- Written exercise:
Scan the data below for the string "Cuentas". Show every line where it turns up.
#####
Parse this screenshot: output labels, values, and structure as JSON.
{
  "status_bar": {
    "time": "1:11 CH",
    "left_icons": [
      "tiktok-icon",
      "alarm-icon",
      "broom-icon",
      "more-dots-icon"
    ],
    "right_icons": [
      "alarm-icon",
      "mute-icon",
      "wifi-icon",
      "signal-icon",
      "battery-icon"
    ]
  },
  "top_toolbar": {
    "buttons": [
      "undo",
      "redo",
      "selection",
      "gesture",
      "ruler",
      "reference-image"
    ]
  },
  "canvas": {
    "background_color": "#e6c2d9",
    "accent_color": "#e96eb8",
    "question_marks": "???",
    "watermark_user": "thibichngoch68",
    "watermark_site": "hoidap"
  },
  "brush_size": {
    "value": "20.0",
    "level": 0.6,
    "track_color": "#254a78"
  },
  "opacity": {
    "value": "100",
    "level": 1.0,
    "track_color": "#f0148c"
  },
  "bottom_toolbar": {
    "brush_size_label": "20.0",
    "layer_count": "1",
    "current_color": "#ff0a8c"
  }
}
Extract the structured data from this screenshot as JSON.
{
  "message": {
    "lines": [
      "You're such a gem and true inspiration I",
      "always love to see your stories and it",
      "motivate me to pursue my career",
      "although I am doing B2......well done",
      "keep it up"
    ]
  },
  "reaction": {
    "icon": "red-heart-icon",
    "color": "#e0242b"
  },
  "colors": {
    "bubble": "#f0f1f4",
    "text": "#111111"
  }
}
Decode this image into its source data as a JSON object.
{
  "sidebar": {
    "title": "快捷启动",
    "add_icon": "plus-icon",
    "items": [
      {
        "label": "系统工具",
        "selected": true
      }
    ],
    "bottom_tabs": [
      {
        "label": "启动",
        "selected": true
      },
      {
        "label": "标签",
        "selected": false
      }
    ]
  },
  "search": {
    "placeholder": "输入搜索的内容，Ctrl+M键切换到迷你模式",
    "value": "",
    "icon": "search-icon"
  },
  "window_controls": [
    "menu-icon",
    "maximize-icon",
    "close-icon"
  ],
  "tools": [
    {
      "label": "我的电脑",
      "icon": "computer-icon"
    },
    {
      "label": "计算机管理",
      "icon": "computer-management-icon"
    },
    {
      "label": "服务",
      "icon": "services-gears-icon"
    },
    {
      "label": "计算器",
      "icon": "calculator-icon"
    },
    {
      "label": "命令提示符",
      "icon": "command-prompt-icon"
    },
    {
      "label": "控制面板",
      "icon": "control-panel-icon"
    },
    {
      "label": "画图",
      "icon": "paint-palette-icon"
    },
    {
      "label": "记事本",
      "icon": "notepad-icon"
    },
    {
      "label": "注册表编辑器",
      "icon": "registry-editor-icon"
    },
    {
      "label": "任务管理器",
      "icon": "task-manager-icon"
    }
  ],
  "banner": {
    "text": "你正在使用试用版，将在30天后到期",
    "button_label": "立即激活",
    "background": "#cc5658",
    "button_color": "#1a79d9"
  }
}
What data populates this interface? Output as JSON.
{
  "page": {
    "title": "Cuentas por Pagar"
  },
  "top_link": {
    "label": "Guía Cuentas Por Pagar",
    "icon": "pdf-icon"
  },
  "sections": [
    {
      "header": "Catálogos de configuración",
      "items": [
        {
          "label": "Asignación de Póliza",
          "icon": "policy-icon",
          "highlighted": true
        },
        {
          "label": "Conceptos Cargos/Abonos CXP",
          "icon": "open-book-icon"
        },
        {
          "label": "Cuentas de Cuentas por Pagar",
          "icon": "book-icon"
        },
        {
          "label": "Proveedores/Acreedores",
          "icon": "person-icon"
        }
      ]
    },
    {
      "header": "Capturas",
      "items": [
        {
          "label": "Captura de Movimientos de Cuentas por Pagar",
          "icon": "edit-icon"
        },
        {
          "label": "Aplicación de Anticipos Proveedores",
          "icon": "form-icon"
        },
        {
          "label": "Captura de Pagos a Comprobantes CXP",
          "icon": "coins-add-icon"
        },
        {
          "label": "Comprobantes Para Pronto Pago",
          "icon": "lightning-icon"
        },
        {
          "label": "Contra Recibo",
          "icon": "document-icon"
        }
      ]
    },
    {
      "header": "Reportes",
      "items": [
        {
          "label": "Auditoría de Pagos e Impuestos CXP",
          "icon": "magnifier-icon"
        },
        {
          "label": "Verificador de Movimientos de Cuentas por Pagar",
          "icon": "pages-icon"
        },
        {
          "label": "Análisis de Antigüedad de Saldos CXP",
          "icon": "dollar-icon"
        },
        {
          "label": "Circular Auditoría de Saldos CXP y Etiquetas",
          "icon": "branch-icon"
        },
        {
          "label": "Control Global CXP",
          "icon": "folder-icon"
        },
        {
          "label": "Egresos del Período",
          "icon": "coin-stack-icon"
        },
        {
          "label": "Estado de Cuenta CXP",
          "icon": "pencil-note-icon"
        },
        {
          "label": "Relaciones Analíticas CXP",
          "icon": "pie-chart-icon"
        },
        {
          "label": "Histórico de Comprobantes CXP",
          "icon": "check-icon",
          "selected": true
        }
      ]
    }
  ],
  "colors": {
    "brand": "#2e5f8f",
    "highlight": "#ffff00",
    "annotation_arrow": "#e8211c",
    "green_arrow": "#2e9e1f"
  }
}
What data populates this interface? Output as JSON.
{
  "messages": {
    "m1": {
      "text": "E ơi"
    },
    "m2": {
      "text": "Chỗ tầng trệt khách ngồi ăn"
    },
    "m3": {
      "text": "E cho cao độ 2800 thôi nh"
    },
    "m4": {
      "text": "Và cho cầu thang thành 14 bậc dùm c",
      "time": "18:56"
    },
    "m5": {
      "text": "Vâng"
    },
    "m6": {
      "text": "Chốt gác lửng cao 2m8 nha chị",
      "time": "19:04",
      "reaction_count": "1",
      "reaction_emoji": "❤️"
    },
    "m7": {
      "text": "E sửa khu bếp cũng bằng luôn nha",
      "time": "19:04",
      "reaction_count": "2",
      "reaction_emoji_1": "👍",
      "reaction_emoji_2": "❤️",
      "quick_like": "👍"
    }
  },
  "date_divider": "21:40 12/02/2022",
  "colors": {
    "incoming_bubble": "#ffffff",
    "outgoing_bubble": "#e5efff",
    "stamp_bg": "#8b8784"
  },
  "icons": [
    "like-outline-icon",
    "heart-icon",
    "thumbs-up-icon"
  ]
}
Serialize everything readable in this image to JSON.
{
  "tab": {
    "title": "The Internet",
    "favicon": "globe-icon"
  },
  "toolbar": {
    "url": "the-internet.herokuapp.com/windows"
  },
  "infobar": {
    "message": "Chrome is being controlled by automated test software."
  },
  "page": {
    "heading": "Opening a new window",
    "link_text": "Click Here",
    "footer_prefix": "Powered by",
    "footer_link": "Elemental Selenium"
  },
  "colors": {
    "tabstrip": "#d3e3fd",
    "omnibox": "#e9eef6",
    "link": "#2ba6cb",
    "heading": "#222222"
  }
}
#####
- Result of the exercise:
    "title": "Cuentas por Pagar"
    "label": "Guía Cuentas Por Pagar",
          "label": "Cuentas de Cuentas por Pagar",
          "label": "Captura de Movimientos de Cuentas por Pagar",
          "label": "Verificador de Movimientos de Cuentas por Pagar",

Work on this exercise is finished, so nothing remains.